**WHAT NEEDS TO BE DONE:** Using the records provided below, locate and copy each line that contains the word "الجانب".

● ● ● ●

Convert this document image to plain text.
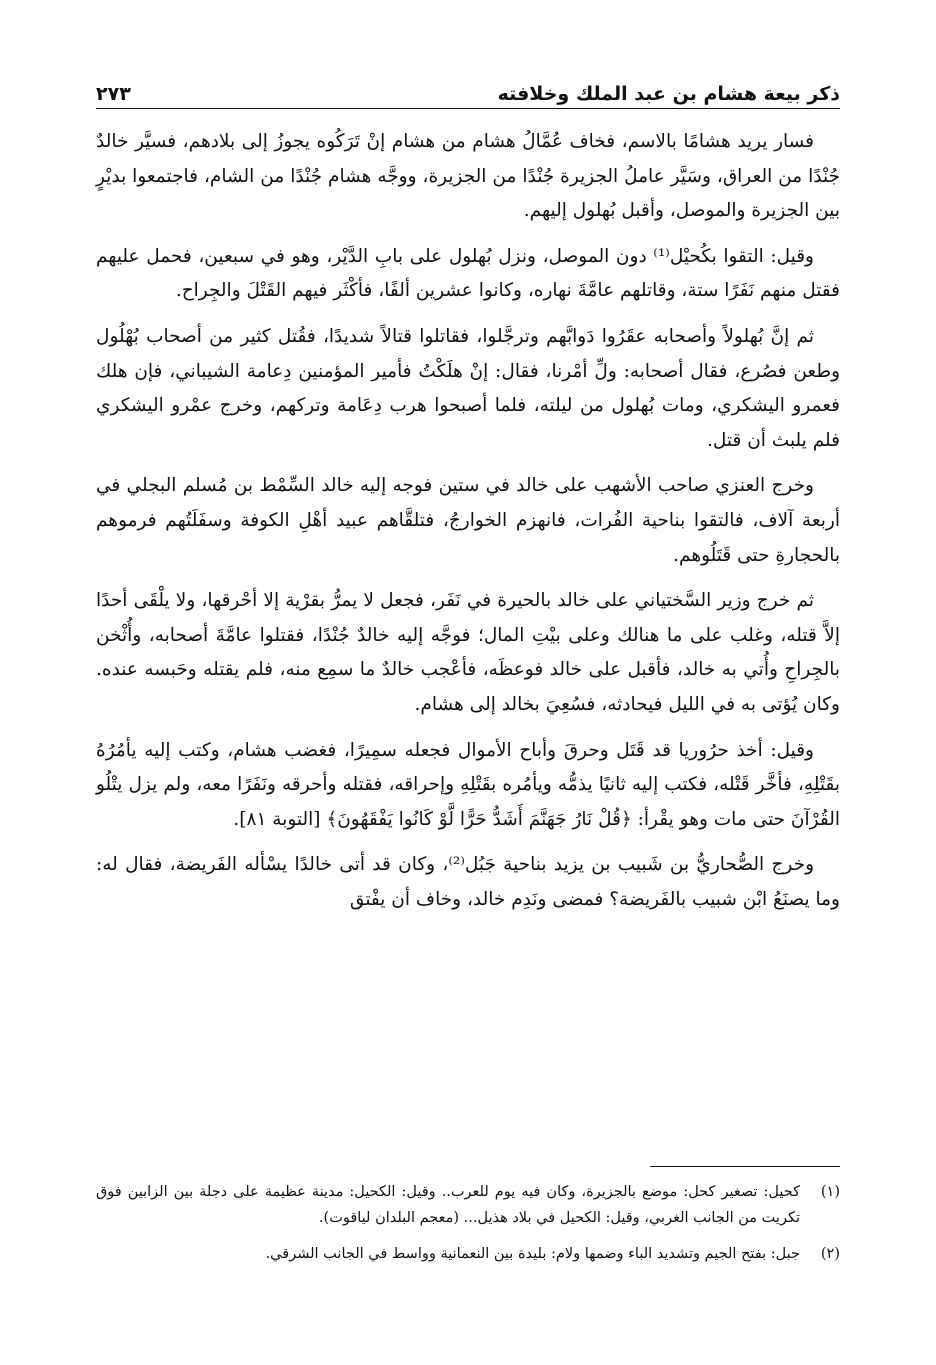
ذكر بيعة هشام بن عبد الملك وخلافته
٢٧٣

فسار يريد هشامًا بالاسم، فخاف عُمَّالُ هشام من هشام إنْ تَرَكُوه يجوزُ إلى بلادهم، فسيَّر خالدٌ جُنْدًا من العراق، وسَيَّر عاملُ الجزيرة جُنْدًا من الجزيرة، ووجَّه هشام جُنْدًا من الشام، فاجتمعوا بديْرٍ بين الجزيرة والموصل، وأقبل بُهلول إليهم.

وقيل: التقوا بكُحيْل⁽¹⁾ دون الموصل، ونزل بُهلول على بابِ الدَّيْر، وهو في سبعين، فحمل عليهم فقتل منهم نَفَرًا ستة، وقاتلهم عامَّةَ نهاره، وكانوا عشرين ألفًا، فأكْثَر فيهم القَتْلَ والجِراح.

ثم إنَّ بُهلولاً وأصحابه عقَرُوا دَوابَّهم وترجَّلوا، فقاتلوا قتالاً شديدًا، فقُتل كثير من أصحاب بُهْلُول وطعن فصُرع، فقال أصحابه: ولِّ أمْرنا، فقال: إنْ هلَكْتُ فأمير المؤمنين دِعامة الشيباني، فإن هلك فعمرو اليشكري، ومات بُهلول من ليلته، فلما أصبحوا هرب دِعَامة وتركهم، وخرج عمْرو اليشكري فلم يلبث أن قتل.

وخرج العنزي صاحب الأشهب على خالد في ستين فوجه إليه خالد السِّمْط بن مُسلم البجلي في أربعة آلاف، فالتقوا بناحية الفُرات، فانهزم الخوارجُ، فتلقَّاهم عبيد أهْلِ الكوفة وسفَلَتُهم فرموهم بالحجارةِ حتى قَتَلُوهم.

ثم خرج وزير السَّختياني على خالد بالحيرة في نَفَر، فجعل لا يمرُّ بقرْية إلا أحْرقها، ولا يلْقَى أحدًا إلاَّ قتله، وغلب على ما هنالك وعلى بيْتِ المال؛ فوجَّه إليه خالدٌ جُنْدًا، فقتلوا عامَّةَ أصحابه، وأُثْخن بالجِراحِ وأُتي به خالد، فأقبل على خالد فوعظَه، فأعْجب خالدٌ ما سمِع منه، فلم يقتله وحَبسه عنده. وكان يُؤتى به في الليل فيحادثه، فسُعِيَ بخالد إلى هشام.

وقيل: أخذ حرُوريا قد قَتَل وحرقَ وأباح الأموال فجعله سمِيرًا، فغضب هشام، وكتب إليه يأمُرُهُ بقَتْلِهِ، فأخَّر قَتْله، فكتب إليه ثانيًا يذمُّه ويأمُره بقَتْلِهِ وإحراقه، فقتله وأحرقه ونَفَرًا معه، ولم يزل يتْلُو القُرْآنَ حتى مات وهو يقْرأ: ﴿قُلْ نَارُ جَهَنَّمَ أَشَدُّ حَرًّا لَّوْ كَانُوا يَفْقَهُونَ﴾ [التوبة ٨١].

وخرج الصُّحاريُّ بن شَبيب بن يزيد بناحية جَبُل⁽²⁾، وكان قد أتى خالدًا يسْأله الفَريضة، فقال له: وما يصنَعُ ابْن شبيب بالفَريضة؟ فمضى ونَدِم خالد، وخاف أن يفْتق

(١)
كحيل: تصغير كحل: موضع بالجزيرة، وكان فيه يوم للعرب.. وقيل: الكحيل: مدينة عظيمة على دجلة بين الزابين فوق تكريت من الجانب الغربي، وقيل: الكحيل في بلاد هذيل... (معجم البلدان لياقوت).
(٢)
جبل: بفتح الجيم وتشديد الباء وضمها ولام: بليدة بين النعمانية وواسط في الجانب الشرقي.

● ● ● ●

**CORRECT RESULT:**
كحيل: تصغير كحل: موضع بالجزيرة، وكان فيه يوم للعرب.. وقيل: الكحيل: مدينة عظيمة على دجلة بين الزابين فوق تكريت من الجانب الغربي، وقيل: الكحيل في بلاد هذيل... (معجم البلدان لياقوت).
جبل: بفتح الجيم وتشديد الباء وضمها ولام: بليدة بين النعمانية وواسط في الجانب الشرقي.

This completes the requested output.